**Aim:** Every line that contains the word "有实数根" should be copied out.

**Dataset items:**
════════════════

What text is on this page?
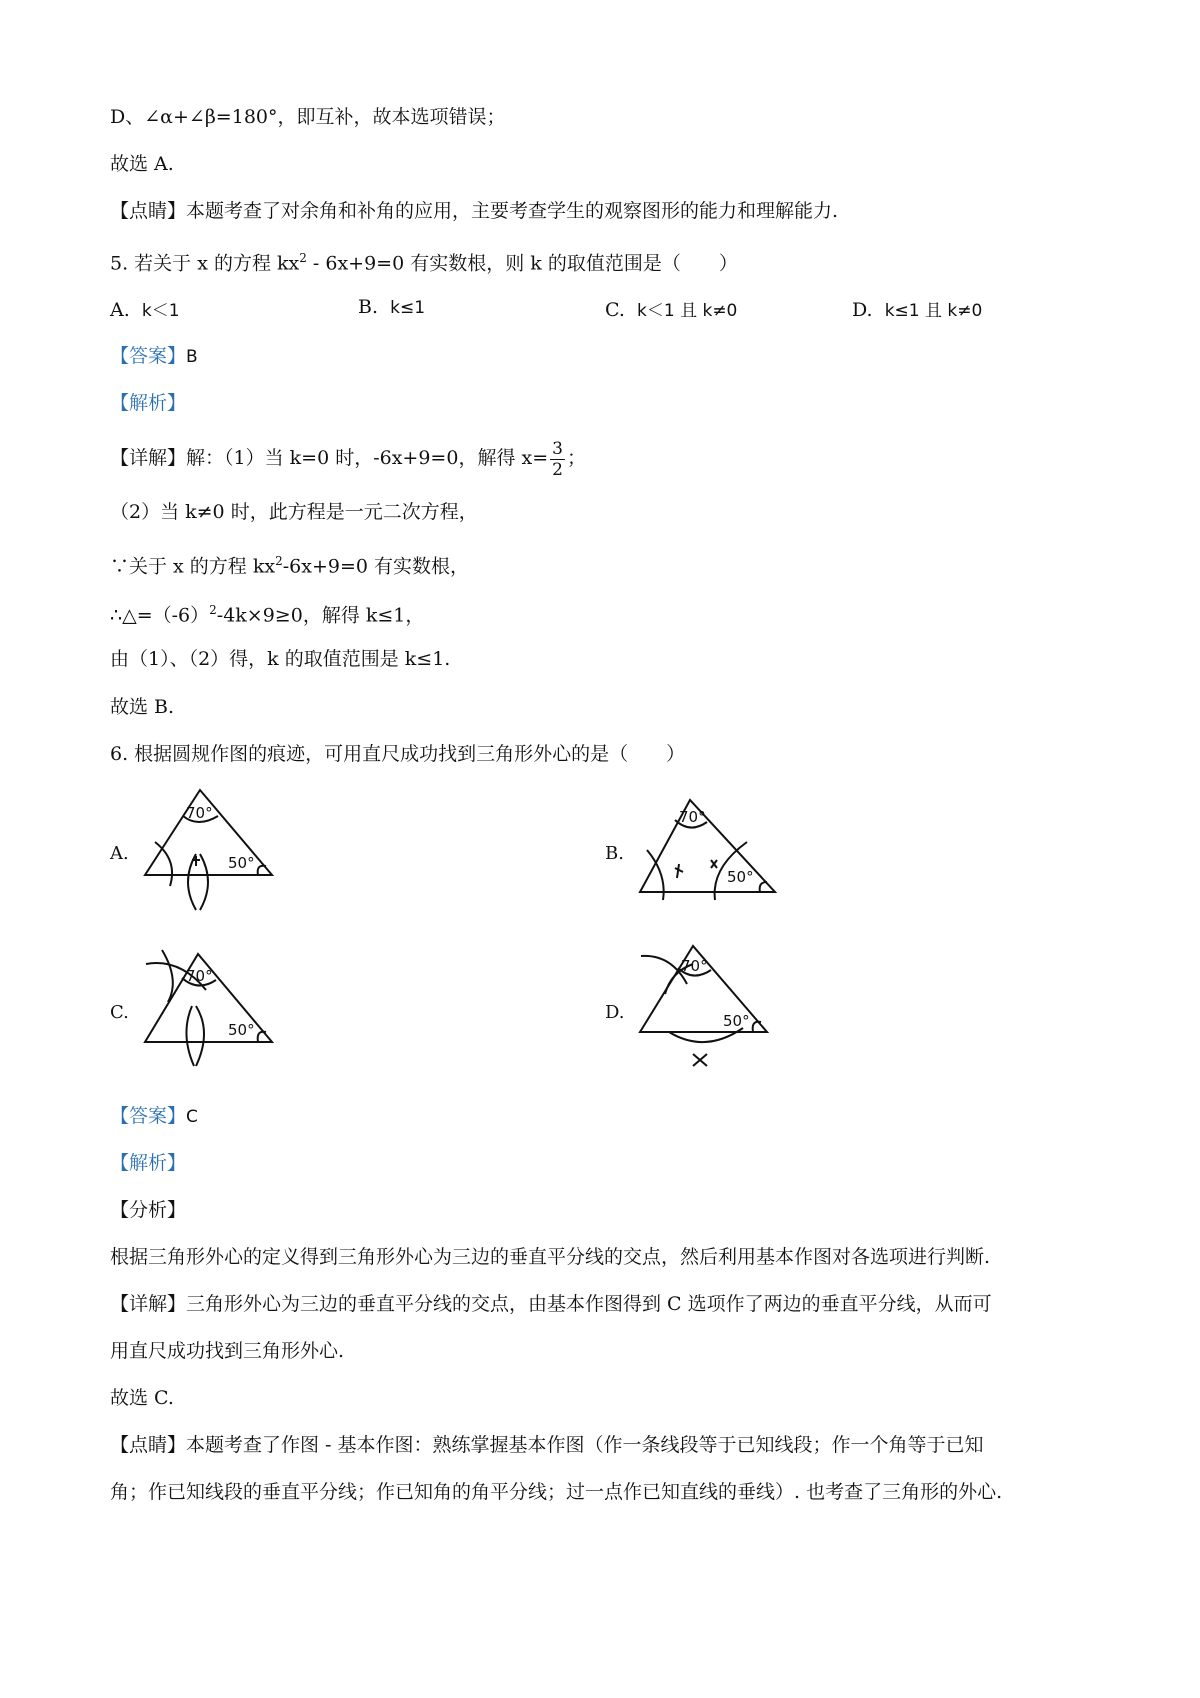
D、∠α+∠β=180°，即互补，故本选项错误；
故选 A.
【点睛】本题考查了对余角和补角的应用，主要考查学生的观察图形的能力和理解能力.
5. 若关于 x 的方程 $kx^2 - 6x+9=0$ 有实数根，则 k 的取值范围是（　　）
A. k＜1	B. k≤1	C. k＜1 且 k≠0	D. k≤1 且 k≠0
【答案】B
【解析】
【详解】解：（1）当 k=0 时，-6x+9=0，解得 $x= \frac{3}{2}$ ；
（2）当 k≠0 时，此方程是一元二次方程，
∵关于 x 的方程 $kx^2-6x+9=0$ 有实数根，
$\therefore\triangle=(-6)^2-4k\times 9\ge 0$，解得 k≤1，
由（1）、（2）得，k 的取值范围是 k≤1.
故选 B.
6. 根据圆规作图的痕迹，可用直尺成功找到三角形外心的是（　　）
A.
70°
50°	B.
70°
50°
C.
70°
50°
D.
70°
50°
【答案】C
【解析】
【分析】
根据三角形外心的定义得到三角形外心为三边的垂直平分线的交点，然后利用基本作图对各选项进行判断.
【详解】三角形外心为三边的垂直平分线的交点，由基本作图得到 C 选项作了两边的垂直平分线，从而可
用直尺成功找到三角形外心.
故选 C.
【点睛】本题考查了作图 - 基本作图：熟练掌握基本作图（作一条线段等于已知线段；作一个角等于已知
角；作已知线段的垂直平分线；作已知角的角平分线；过一点作已知直线的垂线）. 也考查了三角形的外心.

════════════════

**Task solution:**
5. 若关于 x 的方程 $kx^2 - 6x+9=0$ 有实数根，则 k 的取值范围是（　　）
∵关于 x 的方程 $kx^2-6x+9=0$ 有实数根，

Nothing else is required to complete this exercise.